What you will do —
In the records, start at the first line and stop after the line containing "data-point bbox=[617, 73, 626, 81]". Write those lines out again with "x-tick-label" renamed to "horizontal-tick-label" and everything else left as it is.

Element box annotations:
-*-*-

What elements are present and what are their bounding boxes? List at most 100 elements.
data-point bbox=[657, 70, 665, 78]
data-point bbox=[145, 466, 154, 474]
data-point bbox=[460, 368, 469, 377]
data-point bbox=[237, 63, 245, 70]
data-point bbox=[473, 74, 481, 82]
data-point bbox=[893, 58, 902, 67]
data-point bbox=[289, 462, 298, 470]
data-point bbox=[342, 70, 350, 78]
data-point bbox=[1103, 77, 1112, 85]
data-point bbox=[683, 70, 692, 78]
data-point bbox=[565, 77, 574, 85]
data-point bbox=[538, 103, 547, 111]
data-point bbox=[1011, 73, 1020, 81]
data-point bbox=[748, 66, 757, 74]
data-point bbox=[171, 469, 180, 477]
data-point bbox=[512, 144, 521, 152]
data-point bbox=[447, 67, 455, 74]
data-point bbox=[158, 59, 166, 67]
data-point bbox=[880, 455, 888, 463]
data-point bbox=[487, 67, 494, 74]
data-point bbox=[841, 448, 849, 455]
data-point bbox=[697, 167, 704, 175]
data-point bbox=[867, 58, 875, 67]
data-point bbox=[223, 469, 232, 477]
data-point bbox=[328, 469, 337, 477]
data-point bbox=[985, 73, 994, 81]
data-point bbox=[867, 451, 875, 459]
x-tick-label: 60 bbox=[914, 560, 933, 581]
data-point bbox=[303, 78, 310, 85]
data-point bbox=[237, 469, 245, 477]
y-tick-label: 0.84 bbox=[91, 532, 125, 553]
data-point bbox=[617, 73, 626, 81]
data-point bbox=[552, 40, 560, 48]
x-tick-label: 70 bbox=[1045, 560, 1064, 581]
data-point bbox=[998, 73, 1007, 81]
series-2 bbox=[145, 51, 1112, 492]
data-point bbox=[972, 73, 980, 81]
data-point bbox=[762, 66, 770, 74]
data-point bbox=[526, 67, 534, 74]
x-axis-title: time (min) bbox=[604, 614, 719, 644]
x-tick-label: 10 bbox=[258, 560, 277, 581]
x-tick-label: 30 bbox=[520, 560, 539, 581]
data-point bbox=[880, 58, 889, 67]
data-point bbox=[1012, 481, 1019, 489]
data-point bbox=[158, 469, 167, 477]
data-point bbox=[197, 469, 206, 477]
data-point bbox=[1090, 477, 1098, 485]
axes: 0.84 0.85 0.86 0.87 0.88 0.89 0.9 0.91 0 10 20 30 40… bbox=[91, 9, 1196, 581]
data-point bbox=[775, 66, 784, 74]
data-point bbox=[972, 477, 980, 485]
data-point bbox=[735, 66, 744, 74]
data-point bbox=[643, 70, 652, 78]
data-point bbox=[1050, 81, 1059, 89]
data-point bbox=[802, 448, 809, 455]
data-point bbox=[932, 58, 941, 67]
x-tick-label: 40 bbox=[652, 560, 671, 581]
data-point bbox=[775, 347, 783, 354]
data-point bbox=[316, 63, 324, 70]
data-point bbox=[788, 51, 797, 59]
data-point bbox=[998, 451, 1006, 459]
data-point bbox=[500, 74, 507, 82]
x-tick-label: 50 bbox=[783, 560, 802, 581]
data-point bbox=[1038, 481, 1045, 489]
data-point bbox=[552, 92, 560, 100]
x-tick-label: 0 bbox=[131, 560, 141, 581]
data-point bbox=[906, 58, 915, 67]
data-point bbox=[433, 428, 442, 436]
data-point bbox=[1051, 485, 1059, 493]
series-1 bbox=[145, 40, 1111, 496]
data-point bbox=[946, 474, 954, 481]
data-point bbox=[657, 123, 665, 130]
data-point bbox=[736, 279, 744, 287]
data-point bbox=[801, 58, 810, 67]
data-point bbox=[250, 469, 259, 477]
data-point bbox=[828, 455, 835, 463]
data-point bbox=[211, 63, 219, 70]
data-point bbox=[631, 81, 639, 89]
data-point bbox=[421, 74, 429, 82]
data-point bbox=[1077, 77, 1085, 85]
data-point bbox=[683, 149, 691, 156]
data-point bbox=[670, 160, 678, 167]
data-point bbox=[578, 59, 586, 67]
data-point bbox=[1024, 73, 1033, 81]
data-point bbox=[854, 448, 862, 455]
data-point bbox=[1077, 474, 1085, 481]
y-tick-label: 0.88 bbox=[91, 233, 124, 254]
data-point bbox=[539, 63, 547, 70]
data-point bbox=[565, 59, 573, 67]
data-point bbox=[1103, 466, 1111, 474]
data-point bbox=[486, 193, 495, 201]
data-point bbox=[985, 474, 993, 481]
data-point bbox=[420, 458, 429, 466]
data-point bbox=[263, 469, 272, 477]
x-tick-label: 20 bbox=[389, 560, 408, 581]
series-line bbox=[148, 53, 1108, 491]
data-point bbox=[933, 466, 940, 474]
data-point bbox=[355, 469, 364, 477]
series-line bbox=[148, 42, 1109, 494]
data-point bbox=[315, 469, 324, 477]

-*-*-

Result of this exercise —
What elements are present and what are their bounding boxes? List at most 100 elements.
data-point bbox=[657, 70, 665, 78]
data-point bbox=[145, 466, 154, 474]
data-point bbox=[460, 368, 469, 377]
data-point bbox=[237, 63, 245, 70]
data-point bbox=[473, 74, 481, 82]
data-point bbox=[893, 58, 902, 67]
data-point bbox=[289, 462, 298, 470]
data-point bbox=[342, 70, 350, 78]
data-point bbox=[1103, 77, 1112, 85]
data-point bbox=[683, 70, 692, 78]
data-point bbox=[565, 77, 574, 85]
data-point bbox=[538, 103, 547, 111]
data-point bbox=[1011, 73, 1020, 81]
data-point bbox=[748, 66, 757, 74]
data-point bbox=[171, 469, 180, 477]
data-point bbox=[512, 144, 521, 152]
data-point bbox=[447, 67, 455, 74]
data-point bbox=[158, 59, 166, 67]
data-point bbox=[880, 455, 888, 463]
data-point bbox=[487, 67, 494, 74]
data-point bbox=[841, 448, 849, 455]
data-point bbox=[697, 167, 704, 175]
data-point bbox=[867, 58, 875, 67]
data-point bbox=[223, 469, 232, 477]
data-point bbox=[328, 469, 337, 477]
data-point bbox=[985, 73, 994, 81]
data-point bbox=[867, 451, 875, 459]
horizontal-tick-label: 60 bbox=[914, 560, 933, 581]
data-point bbox=[303, 78, 310, 85]
data-point bbox=[237, 469, 245, 477]
y-tick-label: 0.84 bbox=[91, 532, 125, 553]
data-point bbox=[617, 73, 626, 81]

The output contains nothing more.